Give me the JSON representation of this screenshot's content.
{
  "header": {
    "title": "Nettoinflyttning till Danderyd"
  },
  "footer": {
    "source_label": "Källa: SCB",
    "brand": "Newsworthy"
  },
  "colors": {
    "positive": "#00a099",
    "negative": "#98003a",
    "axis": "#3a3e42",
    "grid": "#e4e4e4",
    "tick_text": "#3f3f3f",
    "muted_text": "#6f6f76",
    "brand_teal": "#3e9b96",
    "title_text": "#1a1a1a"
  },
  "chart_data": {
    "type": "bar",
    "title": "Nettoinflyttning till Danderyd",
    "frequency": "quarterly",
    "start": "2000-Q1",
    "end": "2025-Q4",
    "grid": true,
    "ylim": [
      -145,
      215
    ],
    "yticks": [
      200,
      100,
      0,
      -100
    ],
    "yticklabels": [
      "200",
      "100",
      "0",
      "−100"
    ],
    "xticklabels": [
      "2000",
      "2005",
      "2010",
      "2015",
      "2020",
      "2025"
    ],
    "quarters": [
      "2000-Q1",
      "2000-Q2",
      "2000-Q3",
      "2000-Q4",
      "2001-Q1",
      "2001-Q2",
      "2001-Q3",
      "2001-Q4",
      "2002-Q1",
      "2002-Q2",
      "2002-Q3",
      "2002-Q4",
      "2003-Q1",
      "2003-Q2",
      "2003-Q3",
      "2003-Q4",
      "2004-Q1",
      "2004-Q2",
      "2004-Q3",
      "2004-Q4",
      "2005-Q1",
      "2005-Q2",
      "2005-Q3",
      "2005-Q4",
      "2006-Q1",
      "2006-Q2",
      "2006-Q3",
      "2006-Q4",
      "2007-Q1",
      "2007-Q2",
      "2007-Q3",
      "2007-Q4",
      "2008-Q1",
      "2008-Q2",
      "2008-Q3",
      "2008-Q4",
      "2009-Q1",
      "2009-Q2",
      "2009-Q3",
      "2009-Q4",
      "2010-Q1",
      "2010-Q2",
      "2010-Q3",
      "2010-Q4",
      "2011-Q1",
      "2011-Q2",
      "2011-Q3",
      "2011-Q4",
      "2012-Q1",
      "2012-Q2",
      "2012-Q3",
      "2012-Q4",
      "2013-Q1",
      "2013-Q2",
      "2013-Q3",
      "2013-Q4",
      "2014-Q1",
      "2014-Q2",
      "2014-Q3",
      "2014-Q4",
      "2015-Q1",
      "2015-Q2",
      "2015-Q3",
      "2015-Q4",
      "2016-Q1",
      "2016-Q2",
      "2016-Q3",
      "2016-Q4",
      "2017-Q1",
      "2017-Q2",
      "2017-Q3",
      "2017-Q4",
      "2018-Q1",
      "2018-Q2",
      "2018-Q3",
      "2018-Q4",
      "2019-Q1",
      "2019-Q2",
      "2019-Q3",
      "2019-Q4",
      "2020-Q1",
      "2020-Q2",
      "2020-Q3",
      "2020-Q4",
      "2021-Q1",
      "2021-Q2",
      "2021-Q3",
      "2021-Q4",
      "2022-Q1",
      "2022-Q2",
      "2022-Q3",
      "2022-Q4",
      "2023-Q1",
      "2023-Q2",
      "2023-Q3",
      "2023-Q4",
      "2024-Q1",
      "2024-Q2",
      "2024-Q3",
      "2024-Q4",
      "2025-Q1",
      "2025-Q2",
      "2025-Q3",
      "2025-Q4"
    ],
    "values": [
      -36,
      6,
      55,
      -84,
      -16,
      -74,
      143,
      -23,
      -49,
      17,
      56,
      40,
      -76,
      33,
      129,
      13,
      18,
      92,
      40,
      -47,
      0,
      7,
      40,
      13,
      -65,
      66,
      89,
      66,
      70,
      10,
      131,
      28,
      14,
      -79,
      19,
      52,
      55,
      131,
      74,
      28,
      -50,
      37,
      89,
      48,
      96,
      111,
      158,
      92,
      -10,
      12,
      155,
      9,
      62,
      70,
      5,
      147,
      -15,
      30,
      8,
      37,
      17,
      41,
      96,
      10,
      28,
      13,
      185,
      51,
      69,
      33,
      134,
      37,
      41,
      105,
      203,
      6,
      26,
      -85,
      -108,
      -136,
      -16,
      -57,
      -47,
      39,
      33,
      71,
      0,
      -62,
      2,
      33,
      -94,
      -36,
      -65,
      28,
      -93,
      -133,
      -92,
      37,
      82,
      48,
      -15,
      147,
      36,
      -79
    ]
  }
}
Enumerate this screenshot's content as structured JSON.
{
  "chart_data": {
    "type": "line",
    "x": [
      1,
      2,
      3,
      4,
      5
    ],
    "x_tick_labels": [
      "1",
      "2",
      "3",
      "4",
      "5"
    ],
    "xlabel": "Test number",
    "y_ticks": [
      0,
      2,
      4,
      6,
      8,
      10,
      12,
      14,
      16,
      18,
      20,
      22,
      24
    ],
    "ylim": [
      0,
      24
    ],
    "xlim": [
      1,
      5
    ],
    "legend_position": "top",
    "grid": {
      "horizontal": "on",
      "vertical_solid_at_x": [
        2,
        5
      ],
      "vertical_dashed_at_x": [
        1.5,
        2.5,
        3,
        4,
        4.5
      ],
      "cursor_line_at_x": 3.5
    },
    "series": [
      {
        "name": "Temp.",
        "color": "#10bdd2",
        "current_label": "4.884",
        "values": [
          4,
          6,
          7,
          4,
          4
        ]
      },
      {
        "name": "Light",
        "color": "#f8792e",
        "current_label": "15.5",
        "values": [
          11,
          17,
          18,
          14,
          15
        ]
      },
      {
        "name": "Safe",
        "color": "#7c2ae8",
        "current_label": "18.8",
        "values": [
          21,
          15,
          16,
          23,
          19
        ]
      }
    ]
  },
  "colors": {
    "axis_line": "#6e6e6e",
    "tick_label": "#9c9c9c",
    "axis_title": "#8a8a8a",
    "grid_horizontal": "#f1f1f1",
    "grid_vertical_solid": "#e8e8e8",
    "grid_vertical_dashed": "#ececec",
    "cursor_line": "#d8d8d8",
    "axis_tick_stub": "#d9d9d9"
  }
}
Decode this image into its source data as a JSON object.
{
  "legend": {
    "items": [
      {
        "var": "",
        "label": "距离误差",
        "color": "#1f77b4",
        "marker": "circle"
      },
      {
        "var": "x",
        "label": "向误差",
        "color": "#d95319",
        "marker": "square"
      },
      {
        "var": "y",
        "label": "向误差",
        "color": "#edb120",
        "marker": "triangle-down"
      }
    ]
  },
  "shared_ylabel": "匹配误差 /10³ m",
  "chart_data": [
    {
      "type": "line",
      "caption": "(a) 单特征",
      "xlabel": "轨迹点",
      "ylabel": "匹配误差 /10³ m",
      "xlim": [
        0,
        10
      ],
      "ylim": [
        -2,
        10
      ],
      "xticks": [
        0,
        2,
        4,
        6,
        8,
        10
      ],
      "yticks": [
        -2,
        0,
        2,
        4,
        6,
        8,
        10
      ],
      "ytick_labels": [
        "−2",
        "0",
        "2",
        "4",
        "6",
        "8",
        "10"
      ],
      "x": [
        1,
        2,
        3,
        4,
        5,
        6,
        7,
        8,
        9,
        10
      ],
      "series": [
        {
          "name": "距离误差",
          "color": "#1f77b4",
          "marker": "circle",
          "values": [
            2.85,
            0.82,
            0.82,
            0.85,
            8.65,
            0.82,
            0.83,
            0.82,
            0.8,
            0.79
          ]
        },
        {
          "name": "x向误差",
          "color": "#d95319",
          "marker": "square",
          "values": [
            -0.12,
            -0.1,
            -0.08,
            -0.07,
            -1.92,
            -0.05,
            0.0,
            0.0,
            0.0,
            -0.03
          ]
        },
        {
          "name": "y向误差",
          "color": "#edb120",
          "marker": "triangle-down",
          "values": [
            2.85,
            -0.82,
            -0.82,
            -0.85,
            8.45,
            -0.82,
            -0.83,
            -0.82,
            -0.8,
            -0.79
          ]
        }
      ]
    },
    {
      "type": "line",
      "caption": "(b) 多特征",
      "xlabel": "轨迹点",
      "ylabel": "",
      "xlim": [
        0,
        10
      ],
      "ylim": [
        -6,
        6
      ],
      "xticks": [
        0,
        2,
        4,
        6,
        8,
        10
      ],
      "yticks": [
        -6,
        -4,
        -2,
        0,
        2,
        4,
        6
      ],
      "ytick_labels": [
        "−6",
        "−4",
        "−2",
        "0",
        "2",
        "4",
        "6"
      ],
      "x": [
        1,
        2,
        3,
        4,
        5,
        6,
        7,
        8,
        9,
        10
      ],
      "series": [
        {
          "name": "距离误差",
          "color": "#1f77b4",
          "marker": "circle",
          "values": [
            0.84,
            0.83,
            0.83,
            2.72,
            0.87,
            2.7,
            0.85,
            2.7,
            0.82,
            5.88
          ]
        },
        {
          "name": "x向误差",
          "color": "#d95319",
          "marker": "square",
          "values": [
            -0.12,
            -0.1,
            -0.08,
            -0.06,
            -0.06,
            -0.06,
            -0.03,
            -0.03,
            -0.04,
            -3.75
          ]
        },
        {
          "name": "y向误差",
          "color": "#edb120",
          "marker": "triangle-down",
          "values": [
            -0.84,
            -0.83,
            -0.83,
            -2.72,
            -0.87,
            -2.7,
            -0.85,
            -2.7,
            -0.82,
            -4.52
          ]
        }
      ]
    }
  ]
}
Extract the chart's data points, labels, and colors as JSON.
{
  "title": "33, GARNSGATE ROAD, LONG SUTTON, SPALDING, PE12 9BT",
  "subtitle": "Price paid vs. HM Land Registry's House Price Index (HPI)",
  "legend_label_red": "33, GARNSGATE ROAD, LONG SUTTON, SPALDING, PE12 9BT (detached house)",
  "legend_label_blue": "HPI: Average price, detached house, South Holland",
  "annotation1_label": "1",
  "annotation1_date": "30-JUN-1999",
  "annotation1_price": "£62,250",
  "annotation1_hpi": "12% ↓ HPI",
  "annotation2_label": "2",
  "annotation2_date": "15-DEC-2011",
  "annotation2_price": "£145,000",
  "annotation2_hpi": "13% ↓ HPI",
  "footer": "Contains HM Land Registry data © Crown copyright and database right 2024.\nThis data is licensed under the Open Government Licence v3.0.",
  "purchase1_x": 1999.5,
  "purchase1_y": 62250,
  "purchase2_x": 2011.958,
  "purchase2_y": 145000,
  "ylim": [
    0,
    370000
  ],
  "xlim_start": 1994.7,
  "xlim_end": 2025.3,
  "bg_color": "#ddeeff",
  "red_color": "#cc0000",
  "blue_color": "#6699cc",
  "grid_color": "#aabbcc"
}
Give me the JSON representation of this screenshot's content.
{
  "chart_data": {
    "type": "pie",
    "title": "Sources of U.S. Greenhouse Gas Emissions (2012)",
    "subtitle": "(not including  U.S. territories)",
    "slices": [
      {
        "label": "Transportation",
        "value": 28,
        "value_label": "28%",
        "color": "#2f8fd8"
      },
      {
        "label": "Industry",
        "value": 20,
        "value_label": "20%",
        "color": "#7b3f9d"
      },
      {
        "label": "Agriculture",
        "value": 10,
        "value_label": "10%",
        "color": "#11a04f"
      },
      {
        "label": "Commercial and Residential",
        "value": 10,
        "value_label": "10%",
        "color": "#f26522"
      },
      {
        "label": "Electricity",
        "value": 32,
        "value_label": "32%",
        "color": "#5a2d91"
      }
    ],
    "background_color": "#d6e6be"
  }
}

■ EXERCISE DETAILS: Take every line that includes the string "Danderyd" and copy it.

■ OUTPUT:
    "title": "Nettoinflyttning till Danderyd"
    "title": "Nettoinflyttning till Danderyd",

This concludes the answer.